You Know God’s Just Condemnation

This is offensive to the sensibilities of people, isn’t it? So often we are told, “God sends no one to hell; they send themselves there.” We’re told, “God doesn’t send anyone to hell because of their sinfulness, but because of what they didn’t do with Jesus Christ.” We’re told, “We all have an equal opportunity to get to heaven.” We’re asked, “What about those who sincerely seek after God?” The justice of God is hard to understand for a multicultural, pluralistic, so-called post-modern world. But the modern objection that says, “God is unjust,” is not modern at all. In Romans 9, this was one of the ancient objections to which Paul responded. This is an objection of natural sinfulness.

Instead, the Word of God tells us that we are sinners and God is just. Scripture tells us that because of our sins, “every mouth may be stopped” and “the whole world may be held accountable to God” (Rom. 3:19). Scripture tells us that “all have sinned” and therefore all have “fall[en] short of the glory of God” (Rom. 3:23). Scripture tells us that “the wages of sin is death” (Rom. 6:23). Therefore, God would have done no injustice by leaving us all to perish and delivering us over to condemnation on account of sin. So don’t say a word about predestination until you know God’s just condemnation. He is the Supreme Judge who only does what is right.

You Know God’s Love

Don’t say a word about predestination until you know God’s love. I mentioned above the first article of the Canons of Dort. Now listen to the second article, before any mention is made of predestination:

But in this the love of God was manifested, that He sent His only begotten Son into the world, that whosoever believeth on Him should not perish, but have eternal life. (Canons of Dort, 1.2)

The Apostle John exhorted his hearers, saying, “Beloved, let us love one another” (1 John 4:7), and then again, “Beloved, if God so loved us, we also ought to love one another” (v. 11). In the midst of this, John speaks of the cause of our love. We are to love because “love is from God” (v. 7). He has given it to whoever has “been born of God” and now “knows God” (v. 7). Then he states the ultimate cause: “God is love” (v. 8).

——

REQUIRED WORK -> Continue the passage on predestination and God's love from its last sentence.

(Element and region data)
——

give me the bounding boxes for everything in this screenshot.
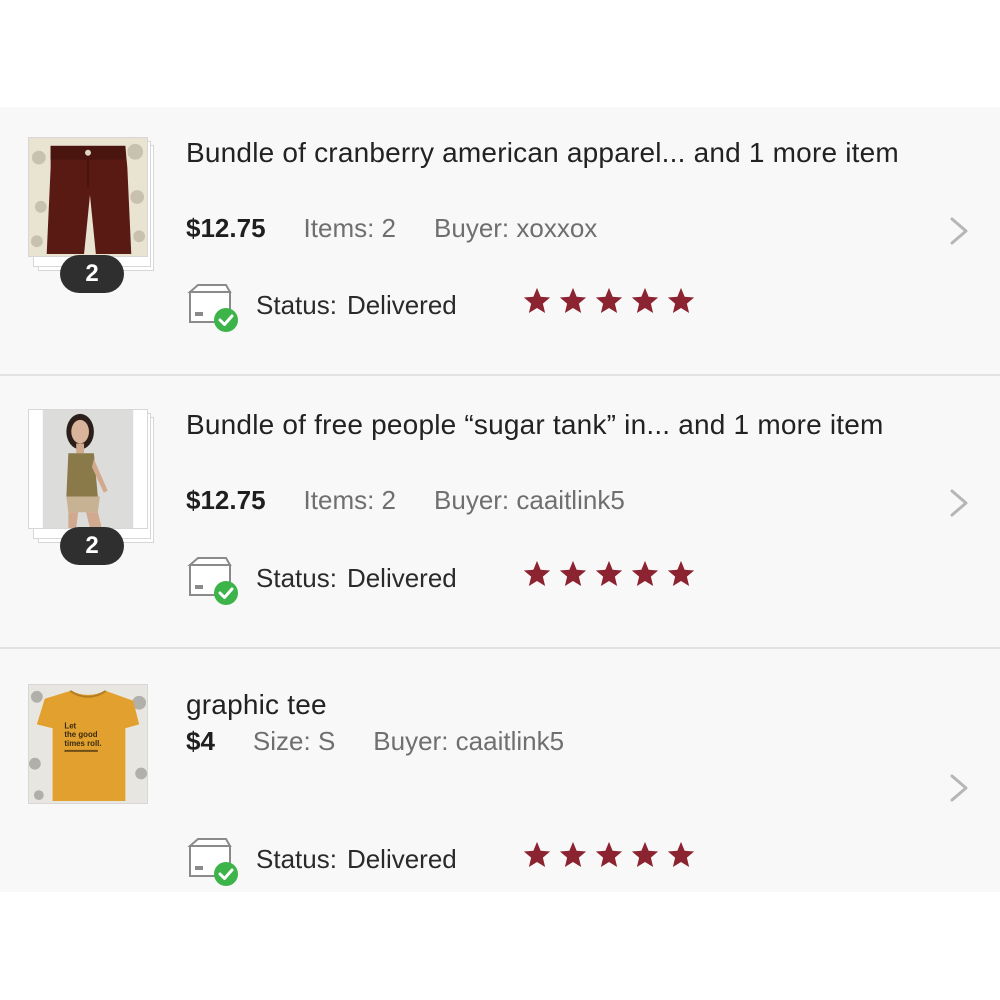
cranberry-pants-photo — [28, 137, 148, 257]
order-title: graphic tee — [186, 689, 327, 720]
delivered-box-icon — [186, 555, 242, 607]
star-icon — [594, 559, 624, 589]
rating-stars — [522, 286, 702, 320]
order-meta: $4 Size: S Buyer: caaitlink5 — [186, 724, 564, 758]
order-meta: $12.75 Items: 2 Buyer: caaitlink5 — [186, 483, 625, 517]
order-items: Items: 2 — [303, 213, 397, 243]
chevron-right-icon[interactable] — [944, 483, 974, 523]
star-icon — [630, 286, 660, 316]
sold-orders-page: 2 Bundle of cranberry american apparel..… — [0, 0, 1000, 1000]
order-row[interactable]: 2 Bundle of free people “sugar tank” in.… — [0, 376, 1000, 647]
status-label: Status: — [256, 844, 337, 874]
star-icon — [666, 286, 696, 316]
order-title: Bundle of free people “sugar tank” in...… — [186, 409, 884, 440]
order-row[interactable]: Let the good times roll. graphic tee $4 S… — [0, 649, 1000, 892]
tee-text-line: times roll. — [64, 739, 101, 748]
star-icon — [594, 840, 624, 870]
order-row[interactable]: 2 Bundle of cranberry american apparel..… — [0, 107, 1000, 374]
star-icon — [666, 840, 696, 870]
thumbnail-stack: 2 — [28, 409, 154, 565]
delivered-box-icon — [186, 282, 242, 334]
order-status: Status: Delivered — [186, 555, 726, 611]
status-label: Status: — [256, 290, 337, 320]
star-icon — [558, 286, 588, 316]
star-icon — [522, 286, 552, 316]
graphic-tee-photo: Let the good times roll. — [28, 684, 148, 804]
order-status: Status: Delivered — [186, 836, 726, 892]
rating-stars — [522, 559, 702, 593]
star-icon — [558, 840, 588, 870]
order-price: $12.75 — [186, 485, 266, 515]
tee-text-line: the good — [64, 730, 97, 739]
order-status: Status: Delivered — [186, 282, 726, 338]
item-count-badge: 2 — [60, 255, 124, 293]
delivered-box-icon — [186, 836, 242, 888]
chevron-right-icon[interactable] — [944, 768, 974, 808]
status-value: Delivered — [346, 563, 457, 593]
thumbnail: Let the good times roll. — [28, 684, 154, 834]
order-size: Size: S — [252, 726, 336, 756]
item-count-badge: 2 — [60, 527, 124, 565]
order-title: Bundle of cranberry american apparel... … — [186, 137, 899, 168]
thumbnail-stack: 2 — [28, 137, 154, 293]
order-price: $4 — [186, 726, 215, 756]
rating-stars — [522, 840, 702, 874]
model-tank-photo — [28, 409, 148, 529]
star-icon — [558, 559, 588, 589]
order-meta: $12.75 Items: 2 Buyer: xoxxox — [186, 211, 597, 245]
star-icon — [666, 559, 696, 589]
star-icon — [594, 286, 624, 316]
order-buyer: Buyer: xoxxox — [434, 213, 598, 243]
star-icon — [522, 559, 552, 589]
status-value: Delivered — [346, 290, 457, 320]
tee-text-line: Let — [64, 721, 76, 730]
order-buyer: Buyer: caaitlink5 — [373, 726, 565, 756]
star-icon — [522, 840, 552, 870]
order-buyer: Buyer: caaitlink5 — [434, 485, 625, 515]
status-label: Status: — [256, 563, 337, 593]
order-items: Items: 2 — [303, 485, 397, 515]
status-value: Delivered — [346, 844, 457, 874]
star-icon — [630, 559, 660, 589]
chevron-right-icon[interactable] — [944, 211, 974, 251]
order-price: $12.75 — [186, 213, 266, 243]
star-icon — [630, 840, 660, 870]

——

RESPONSE ->
God’s Love of Himself

Before you say a word about predestination, you need to know God’s love of Himself. John speaks of “the love of God” (v. 9). He’s not speaking of our love of God, but of God’s love. As theologians have described, this love exists internally (ad intra), naturally (amor naturalis), and necessarily (amor necessitas) in God and is later manifested voluntarily (amor voluntarius) from God externally (ad extra) in the sending of His Son. We know God’s love in manifesting it in the sending of His Son to us. But recognize something about that. Because God manifests His love, this means that there is a love that is prior to our experiencing it. We get a glimpse of its essence in 1 John 4:9–10 when we read of God and His only Son.

As God, He exists eternally and self-sufficiently as Them: Father, Son—both mentioned here—and Holy Spirit. What God was doing before creation was loving Himself within the relationships between Father, Son, and Holy Spirit. Our love for our parents had a beginning. Our love for our friends had an inception point. What John is talking about, though, is love that has always been—better yet, that just is.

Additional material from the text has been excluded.